▸ **PROBLEM**: Starting at the line that contains "Output a JSON", copy each line through the final one exactly as written.

▸ **THE INPUT**:
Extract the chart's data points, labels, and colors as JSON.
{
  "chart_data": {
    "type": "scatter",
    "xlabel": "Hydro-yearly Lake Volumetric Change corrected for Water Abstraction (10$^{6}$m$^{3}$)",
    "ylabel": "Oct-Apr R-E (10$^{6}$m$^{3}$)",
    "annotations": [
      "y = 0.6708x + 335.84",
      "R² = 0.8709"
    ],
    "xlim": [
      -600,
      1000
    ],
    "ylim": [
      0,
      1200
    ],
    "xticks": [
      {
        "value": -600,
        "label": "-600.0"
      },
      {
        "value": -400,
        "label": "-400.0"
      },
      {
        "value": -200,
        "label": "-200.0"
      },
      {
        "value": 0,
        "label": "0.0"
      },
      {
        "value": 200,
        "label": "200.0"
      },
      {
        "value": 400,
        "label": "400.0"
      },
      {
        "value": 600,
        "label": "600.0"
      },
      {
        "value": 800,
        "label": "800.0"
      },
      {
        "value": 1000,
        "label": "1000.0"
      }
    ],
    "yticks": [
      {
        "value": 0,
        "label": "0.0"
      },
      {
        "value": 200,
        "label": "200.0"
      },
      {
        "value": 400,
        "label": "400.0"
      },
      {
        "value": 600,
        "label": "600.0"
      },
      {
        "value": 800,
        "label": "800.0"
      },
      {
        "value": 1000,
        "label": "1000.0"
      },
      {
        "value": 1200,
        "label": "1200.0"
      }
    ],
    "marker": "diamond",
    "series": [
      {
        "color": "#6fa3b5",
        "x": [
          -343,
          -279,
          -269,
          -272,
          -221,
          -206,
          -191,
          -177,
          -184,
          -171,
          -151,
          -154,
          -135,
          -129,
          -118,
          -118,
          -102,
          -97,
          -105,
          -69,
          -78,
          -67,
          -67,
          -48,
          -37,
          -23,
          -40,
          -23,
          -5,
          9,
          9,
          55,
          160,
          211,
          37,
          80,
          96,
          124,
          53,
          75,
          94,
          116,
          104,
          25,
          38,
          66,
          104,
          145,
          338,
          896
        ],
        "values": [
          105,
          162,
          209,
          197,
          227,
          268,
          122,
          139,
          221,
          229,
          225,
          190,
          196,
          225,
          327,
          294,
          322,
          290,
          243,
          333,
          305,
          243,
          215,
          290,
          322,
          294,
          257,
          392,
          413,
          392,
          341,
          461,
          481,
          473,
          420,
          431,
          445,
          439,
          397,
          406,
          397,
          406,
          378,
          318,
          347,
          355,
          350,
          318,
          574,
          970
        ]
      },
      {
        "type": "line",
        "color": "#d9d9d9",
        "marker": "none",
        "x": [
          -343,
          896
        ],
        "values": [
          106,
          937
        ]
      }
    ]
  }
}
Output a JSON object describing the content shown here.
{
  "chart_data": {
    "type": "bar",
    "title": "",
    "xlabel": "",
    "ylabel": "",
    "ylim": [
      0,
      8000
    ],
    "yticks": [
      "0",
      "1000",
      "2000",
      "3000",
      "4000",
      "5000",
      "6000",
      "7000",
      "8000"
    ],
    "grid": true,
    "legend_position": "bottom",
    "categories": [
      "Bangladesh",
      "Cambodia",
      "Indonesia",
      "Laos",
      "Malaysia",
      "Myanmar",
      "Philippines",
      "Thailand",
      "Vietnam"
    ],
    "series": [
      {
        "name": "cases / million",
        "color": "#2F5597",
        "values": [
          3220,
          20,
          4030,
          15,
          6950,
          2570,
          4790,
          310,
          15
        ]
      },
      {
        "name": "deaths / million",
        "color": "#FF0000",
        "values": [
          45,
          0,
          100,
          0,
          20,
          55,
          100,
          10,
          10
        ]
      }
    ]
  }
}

▸ **COMPLETE ANSWER**:
Output a JSON object describing the content shown here.
{
  "chart_data": {
    "type": "bar",
    "title": "",
    "xlabel": "",
    "ylabel": "",
    "ylim": [
      0,
      8000
    ],
    "yticks": [
      "0",
      "1000",
      "2000",
      "3000",
      "4000",
      "5000",
      "6000",
      "7000",
      "8000"
    ],
    "grid": true,
    "legend_position": "bottom",
    "categories": [
      "Bangladesh",
      "Cambodia",
      "Indonesia",
      "Laos",
      "Malaysia",
      "Myanmar",
      "Philippines",
      "Thailand",
      "Vietnam"
    ],
    "series": [
      {
        "name": "cases / million",
        "color": "#2F5597",
        "values": [
          3220,
          20,
          4030,
          15,
          6950,
          2570,
          4790,
          310,
          15
        ]
      },
      {
        "name": "deaths / million",
        "color": "#FF0000",
        "values": [
          45,
          0,
          100,
          0,
          20,
          55,
          100,
          10,
          10
        ]
      }
    ]
  }
}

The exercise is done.